The exercise:
In the records that follow, show each line where the word "Parse" is present.

Collected data entries:

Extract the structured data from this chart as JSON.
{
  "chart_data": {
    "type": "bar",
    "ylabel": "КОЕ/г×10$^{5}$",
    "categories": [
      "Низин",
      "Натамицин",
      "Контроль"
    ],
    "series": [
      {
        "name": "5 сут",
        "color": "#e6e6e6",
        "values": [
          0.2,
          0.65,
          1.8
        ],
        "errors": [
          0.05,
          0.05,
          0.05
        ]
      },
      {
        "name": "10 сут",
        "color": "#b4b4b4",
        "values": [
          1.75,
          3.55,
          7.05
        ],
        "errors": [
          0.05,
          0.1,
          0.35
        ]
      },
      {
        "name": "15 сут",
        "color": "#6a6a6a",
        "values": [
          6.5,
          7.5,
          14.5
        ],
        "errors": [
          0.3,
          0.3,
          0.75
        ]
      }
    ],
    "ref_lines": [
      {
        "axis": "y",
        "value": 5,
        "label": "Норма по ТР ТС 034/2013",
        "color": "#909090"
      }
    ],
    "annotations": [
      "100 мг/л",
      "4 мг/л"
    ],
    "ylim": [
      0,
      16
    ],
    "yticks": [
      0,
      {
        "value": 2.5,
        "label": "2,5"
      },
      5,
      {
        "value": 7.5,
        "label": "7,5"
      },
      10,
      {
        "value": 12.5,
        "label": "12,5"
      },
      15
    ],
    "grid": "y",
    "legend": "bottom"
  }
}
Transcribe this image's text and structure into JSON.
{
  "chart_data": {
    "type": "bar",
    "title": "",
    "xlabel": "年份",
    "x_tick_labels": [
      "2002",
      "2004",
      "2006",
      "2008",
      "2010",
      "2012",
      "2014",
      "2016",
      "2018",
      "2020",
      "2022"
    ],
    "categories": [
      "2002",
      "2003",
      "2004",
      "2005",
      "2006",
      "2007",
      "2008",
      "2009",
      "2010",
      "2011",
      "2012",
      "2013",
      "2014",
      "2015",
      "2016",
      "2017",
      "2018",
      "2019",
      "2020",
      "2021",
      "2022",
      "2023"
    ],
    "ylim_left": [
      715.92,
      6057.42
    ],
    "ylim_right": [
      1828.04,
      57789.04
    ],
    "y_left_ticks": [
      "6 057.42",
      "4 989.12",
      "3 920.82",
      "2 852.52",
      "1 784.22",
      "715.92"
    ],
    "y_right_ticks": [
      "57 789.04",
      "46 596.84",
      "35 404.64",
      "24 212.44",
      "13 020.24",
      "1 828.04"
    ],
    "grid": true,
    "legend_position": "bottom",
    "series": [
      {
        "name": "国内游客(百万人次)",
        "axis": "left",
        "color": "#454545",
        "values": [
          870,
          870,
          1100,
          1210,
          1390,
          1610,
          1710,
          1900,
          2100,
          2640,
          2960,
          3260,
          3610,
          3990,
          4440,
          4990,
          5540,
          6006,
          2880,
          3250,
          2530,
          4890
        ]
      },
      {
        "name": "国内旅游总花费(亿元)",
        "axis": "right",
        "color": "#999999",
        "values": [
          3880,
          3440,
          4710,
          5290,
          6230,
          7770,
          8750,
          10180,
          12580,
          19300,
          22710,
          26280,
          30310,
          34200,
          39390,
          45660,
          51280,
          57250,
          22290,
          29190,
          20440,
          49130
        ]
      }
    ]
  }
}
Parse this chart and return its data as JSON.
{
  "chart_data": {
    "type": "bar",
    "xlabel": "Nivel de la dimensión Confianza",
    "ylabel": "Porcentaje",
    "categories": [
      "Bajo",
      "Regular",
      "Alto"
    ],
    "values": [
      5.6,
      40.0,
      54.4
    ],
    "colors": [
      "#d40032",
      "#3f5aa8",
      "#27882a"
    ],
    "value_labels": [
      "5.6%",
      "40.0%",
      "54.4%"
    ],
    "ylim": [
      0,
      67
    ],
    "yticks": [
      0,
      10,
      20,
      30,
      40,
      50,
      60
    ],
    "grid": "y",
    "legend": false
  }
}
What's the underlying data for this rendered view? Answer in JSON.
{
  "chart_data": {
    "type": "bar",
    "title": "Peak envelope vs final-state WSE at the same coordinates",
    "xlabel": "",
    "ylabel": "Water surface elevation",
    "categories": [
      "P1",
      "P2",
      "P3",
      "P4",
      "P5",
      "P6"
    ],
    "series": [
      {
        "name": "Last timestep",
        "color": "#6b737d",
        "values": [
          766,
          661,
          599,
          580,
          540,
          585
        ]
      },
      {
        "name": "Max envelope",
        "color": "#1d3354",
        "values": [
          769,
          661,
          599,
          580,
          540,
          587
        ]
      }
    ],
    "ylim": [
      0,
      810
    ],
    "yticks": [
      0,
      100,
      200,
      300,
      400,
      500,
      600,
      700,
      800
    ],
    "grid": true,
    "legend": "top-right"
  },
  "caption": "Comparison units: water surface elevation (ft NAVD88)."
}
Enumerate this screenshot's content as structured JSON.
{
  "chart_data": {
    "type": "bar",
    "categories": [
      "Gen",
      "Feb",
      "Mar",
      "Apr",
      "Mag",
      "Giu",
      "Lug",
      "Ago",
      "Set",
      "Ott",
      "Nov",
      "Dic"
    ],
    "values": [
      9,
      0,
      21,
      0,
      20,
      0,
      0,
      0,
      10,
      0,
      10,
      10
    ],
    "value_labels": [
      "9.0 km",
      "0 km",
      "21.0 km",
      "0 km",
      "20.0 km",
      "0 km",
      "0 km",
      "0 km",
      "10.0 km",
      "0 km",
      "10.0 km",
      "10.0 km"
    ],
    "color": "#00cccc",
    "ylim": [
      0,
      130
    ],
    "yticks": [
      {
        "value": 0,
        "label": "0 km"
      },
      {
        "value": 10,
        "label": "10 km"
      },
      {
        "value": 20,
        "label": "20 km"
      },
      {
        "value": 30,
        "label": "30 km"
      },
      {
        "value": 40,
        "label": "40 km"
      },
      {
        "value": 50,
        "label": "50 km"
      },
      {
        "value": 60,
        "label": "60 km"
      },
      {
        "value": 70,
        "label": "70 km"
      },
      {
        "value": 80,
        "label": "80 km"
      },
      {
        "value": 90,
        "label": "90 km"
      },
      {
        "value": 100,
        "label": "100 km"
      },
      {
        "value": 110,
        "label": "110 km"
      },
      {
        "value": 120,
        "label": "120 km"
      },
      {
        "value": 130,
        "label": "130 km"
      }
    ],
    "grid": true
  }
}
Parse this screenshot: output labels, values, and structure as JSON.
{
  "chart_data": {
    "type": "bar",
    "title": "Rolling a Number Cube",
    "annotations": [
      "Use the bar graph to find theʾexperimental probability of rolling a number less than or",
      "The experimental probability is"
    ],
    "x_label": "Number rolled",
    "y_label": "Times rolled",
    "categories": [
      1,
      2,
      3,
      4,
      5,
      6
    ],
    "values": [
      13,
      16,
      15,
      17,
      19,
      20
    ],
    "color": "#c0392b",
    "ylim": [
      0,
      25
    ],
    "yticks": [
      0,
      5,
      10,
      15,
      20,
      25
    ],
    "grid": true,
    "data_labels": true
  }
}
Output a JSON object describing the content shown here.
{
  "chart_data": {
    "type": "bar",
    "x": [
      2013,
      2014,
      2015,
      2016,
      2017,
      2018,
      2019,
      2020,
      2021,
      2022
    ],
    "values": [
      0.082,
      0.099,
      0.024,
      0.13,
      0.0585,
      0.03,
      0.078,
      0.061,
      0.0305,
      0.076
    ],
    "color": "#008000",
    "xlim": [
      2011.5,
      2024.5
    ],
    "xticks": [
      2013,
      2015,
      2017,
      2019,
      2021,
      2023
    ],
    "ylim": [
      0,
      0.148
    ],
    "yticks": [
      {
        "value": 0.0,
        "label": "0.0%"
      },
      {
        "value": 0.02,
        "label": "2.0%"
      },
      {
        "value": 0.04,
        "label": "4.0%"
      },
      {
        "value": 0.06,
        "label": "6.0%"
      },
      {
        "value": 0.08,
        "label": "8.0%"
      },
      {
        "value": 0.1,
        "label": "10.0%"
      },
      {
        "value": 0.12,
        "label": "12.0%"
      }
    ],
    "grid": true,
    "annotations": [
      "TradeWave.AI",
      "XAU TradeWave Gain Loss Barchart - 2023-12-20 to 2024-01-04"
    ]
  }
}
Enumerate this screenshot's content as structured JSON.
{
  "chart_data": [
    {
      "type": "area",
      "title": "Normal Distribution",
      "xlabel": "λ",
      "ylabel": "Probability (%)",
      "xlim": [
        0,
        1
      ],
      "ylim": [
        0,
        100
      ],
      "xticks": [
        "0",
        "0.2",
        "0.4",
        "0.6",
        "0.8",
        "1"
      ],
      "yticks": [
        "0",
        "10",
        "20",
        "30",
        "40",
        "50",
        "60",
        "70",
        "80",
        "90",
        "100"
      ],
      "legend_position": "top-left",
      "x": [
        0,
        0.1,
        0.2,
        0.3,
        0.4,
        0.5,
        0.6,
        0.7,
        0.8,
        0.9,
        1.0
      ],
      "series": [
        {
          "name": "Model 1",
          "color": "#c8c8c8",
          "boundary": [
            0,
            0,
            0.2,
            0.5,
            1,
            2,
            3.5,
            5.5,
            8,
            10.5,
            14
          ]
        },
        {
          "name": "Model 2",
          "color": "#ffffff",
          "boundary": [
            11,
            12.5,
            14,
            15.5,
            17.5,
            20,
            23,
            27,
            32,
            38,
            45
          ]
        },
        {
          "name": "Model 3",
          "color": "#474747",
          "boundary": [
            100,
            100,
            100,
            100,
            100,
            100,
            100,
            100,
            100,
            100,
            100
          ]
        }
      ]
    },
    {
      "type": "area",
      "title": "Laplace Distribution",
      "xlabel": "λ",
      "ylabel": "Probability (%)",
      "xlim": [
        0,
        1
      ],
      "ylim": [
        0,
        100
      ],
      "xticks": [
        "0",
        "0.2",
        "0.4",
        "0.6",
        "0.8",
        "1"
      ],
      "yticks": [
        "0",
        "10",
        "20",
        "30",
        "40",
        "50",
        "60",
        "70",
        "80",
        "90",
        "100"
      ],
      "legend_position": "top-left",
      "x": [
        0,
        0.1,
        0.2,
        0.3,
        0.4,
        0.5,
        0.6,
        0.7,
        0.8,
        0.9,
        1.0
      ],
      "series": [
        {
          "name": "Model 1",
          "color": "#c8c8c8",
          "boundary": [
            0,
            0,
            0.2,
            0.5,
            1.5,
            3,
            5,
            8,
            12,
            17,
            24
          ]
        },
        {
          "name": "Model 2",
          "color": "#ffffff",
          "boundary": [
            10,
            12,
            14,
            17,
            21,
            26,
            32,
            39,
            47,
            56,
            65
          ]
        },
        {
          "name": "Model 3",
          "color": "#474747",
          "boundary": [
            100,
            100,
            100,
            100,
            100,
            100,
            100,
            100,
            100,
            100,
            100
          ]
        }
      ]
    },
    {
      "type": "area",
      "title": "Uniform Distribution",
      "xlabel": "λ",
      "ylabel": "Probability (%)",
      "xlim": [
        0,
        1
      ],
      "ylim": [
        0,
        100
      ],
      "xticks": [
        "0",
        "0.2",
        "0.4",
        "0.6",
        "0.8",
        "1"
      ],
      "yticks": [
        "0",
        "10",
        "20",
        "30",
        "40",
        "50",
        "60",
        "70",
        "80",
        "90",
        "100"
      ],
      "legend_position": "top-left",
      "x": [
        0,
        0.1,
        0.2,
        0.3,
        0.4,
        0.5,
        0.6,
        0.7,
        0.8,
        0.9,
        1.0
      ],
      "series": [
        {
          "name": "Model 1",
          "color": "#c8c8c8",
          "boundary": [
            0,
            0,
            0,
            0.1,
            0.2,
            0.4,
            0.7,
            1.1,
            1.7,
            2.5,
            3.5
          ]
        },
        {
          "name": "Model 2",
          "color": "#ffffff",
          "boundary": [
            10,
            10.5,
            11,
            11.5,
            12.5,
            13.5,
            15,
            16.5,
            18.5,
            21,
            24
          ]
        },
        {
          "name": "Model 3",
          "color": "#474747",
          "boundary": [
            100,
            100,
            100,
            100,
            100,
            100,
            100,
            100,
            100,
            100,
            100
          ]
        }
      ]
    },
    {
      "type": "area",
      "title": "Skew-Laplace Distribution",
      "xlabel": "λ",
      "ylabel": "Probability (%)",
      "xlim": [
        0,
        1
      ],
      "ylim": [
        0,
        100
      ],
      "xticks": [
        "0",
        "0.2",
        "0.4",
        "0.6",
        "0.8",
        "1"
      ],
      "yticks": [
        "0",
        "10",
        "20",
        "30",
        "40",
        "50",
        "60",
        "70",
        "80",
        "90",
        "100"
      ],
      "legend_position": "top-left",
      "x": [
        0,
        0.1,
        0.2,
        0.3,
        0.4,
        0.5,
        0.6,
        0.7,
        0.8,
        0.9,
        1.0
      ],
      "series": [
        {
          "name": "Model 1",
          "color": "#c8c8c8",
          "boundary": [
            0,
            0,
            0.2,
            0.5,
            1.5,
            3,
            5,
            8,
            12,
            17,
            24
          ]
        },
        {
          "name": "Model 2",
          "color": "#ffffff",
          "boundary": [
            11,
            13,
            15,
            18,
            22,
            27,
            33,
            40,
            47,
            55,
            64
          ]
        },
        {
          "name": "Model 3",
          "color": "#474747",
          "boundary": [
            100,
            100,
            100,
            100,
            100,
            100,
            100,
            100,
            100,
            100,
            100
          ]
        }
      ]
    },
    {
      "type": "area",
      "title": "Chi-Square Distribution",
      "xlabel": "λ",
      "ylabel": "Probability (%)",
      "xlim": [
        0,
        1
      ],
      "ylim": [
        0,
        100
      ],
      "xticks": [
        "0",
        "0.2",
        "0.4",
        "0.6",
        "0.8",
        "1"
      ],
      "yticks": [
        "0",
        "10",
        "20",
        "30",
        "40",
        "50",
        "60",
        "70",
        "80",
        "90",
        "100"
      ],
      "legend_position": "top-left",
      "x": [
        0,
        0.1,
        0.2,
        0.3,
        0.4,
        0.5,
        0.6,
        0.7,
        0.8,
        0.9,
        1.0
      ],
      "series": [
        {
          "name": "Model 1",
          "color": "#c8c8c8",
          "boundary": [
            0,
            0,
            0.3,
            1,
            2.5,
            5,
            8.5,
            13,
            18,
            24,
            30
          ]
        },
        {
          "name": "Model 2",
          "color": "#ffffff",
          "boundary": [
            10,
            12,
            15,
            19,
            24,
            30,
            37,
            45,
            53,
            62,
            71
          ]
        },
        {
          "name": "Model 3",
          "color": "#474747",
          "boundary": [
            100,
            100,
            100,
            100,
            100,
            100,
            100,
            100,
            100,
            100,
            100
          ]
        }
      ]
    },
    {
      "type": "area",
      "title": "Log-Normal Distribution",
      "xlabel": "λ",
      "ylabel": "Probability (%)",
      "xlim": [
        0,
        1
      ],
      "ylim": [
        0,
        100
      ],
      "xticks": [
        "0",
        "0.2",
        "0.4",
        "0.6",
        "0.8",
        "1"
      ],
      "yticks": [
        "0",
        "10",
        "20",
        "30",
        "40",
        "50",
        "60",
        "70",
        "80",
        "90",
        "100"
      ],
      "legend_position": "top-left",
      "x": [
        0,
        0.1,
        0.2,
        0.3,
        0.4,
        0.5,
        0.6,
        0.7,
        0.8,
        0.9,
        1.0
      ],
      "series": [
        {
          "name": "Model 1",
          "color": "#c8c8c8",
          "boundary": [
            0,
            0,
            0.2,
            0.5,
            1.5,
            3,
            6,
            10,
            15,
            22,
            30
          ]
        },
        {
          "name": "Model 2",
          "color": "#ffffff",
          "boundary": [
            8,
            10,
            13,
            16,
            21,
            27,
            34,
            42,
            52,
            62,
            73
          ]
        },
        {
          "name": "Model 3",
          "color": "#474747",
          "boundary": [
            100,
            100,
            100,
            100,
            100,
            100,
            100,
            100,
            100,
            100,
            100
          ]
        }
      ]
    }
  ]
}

Result of this exercise:
Parse this chart and return its data as JSON.
Parse this screenshot: output labels, values, and structure as JSON.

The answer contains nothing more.